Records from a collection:
•••••
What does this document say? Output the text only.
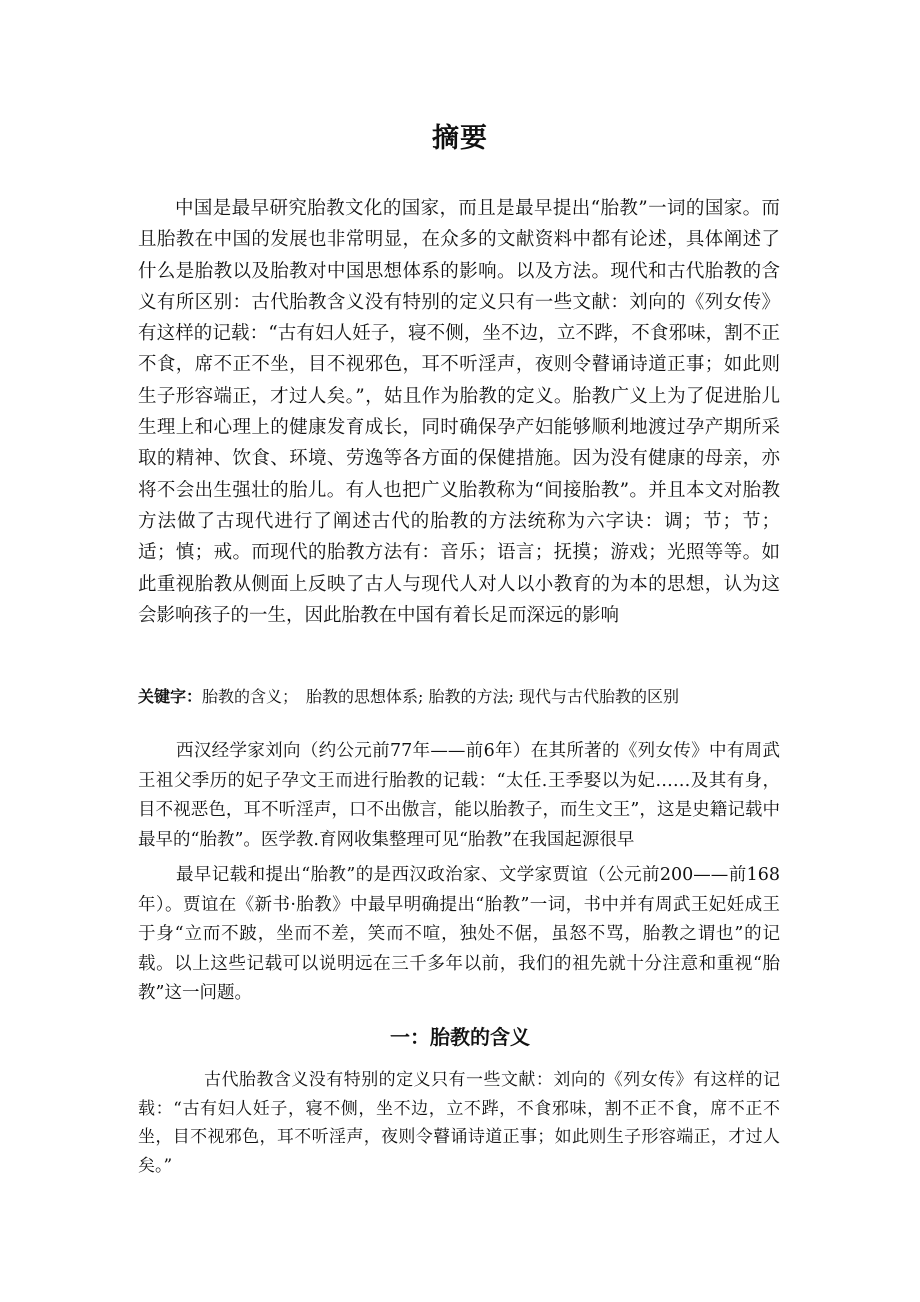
摘要

中国是最早研究胎教文化的国家，而且是最早提出“胎教”一词的国家。而且胎教在中国的发展也非常明显，在众多的文献资料中都有论述，具体阐述了什么是胎教以及胎教对中国思想体系的影响。以及方法。现代和古代胎教的含义有所区别：古代胎教含义没有特别的定义只有一些文献：刘向的《列女传》有这样的记载：“古有妇人妊子，寝不侧，坐不边，立不跸，不食邪味，割不正不食，席不正不坐，目不视邪色，耳不听淫声，夜则令瞽诵诗道正事；如此则生子形容端正，才过人矣。”，姑且作为胎教的定义。胎教广义上为了促进胎儿生理上和心理上的健康发育成长，同时确保孕产妇能够顺利地渡过孕产期所采取的精神、饮食、环境、劳逸等各方面的保健措施。因为没有健康的母亲，亦将不会出生强壮的胎儿。有人也把广义胎教称为“间接胎教”。并且本文对胎教方法做了古现代进行了阐述古代的胎教的方法统称为六字诀：调；节；节；适；慎；戒。而现代的胎教方法有：音乐；语言；抚摸；游戏；光照等等。如此重视胎教从侧面上反映了古人与现代人对人以小教育的为本的思想，认为这会影响孩子的一生，因此胎教在中国有着长足而深远的影响

关键字：胎教的含义；　胎教的思想体系; 胎教的方法; 现代与古代胎教的区别

西汉经学家刘向（约公元前77年——前6年）在其所著的《列女传》中有周武王祖父季历的妃子孕文王而进行胎教的记载：“太任.王季娶以为妃……及其有身，目不视恶色，耳不听淫声，口不出傲言，能以胎教子，而生文王”，这是史籍记载中最早的“胎教”。医学教.育网收集整理可见“胎教”在我国起源很早

最早记载和提出“胎教”的是西汉政治家、文学家贾谊（公元前200——前168年）。贾谊在《新书·胎教》中最早明确提出“胎教”一词，书中并有周武王妃妊成王于身“立而不跛，坐而不差，笑而不喧，独处不倨，虽怒不骂，胎教之谓也”的记载。以上这些记载可以说明远在三千多年以前，我们的祖先就十分注意和重视“胎教”这一问题。

一：胎教的含义

古代胎教含义没有特别的定义只有一些文献：刘向的《列女传》有这样的记载：“古有妇人妊子，寝不侧，坐不边，立不跸，不食邪味，割不正不食，席不正不坐，目不视邪色，耳不听淫声，夜则令瞽诵诗道正事；如此则生子形容端正，才过人矣。”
•••••
Work required.
List the lines that contain the word "席不正不坐".

Solved problem.
中国是最早研究胎教文化的国家，而且是最早提出“胎教”一词的国家。而且胎教在中国的发展也非常明显，在众多的文献资料中都有论述，具体阐述了什么是胎教以及胎教对中国思想体系的影响。以及方法。现代和古代胎教的含义有所区别：古代胎教含义没有特别的定义只有一些文献：刘向的《列女传》有这样的记载：“古有妇人妊子，寝不侧，坐不边，立不跸，不食邪味，割不正不食，席不正不坐，目不视邪色，耳不听淫声，夜则令瞽诵诗道正事；如此则生子形容端正，才过人矣。”，姑且作为胎教的定义。胎教广义上为了促进胎儿生理上和心理上的健康发育成长，同时确保孕产妇能够顺利地渡过孕产期所采取的精神、饮食、环境、劳逸等各方面的保健措施。因为没有健康的母亲，亦将不会出生强壮的胎儿。有人也把广义胎教称为“间接胎教”。并且本文对胎教方法做了古现代进行了阐述古代的胎教的方法统称为六字诀：调；节；节；适；慎；戒。而现代的胎教方法有：音乐；语言；抚摸；游戏；光照等等。如此重视胎教从侧面上反映了古人与现代人对人以小教育的为本的思想，认为这会影响孩子的一生，因此胎教在中国有着长足而深远的影响
古代胎教含义没有特别的定义只有一些文献：刘向的《列女传》有这样的记载：“古有妇人妊子，寝不侧，坐不边，立不跸，不食邪味，割不正不食，席不正不坐，目不视邪色，耳不听淫声，夜则令瞽诵诗道正事；如此则生子形容端正，才过人矣。”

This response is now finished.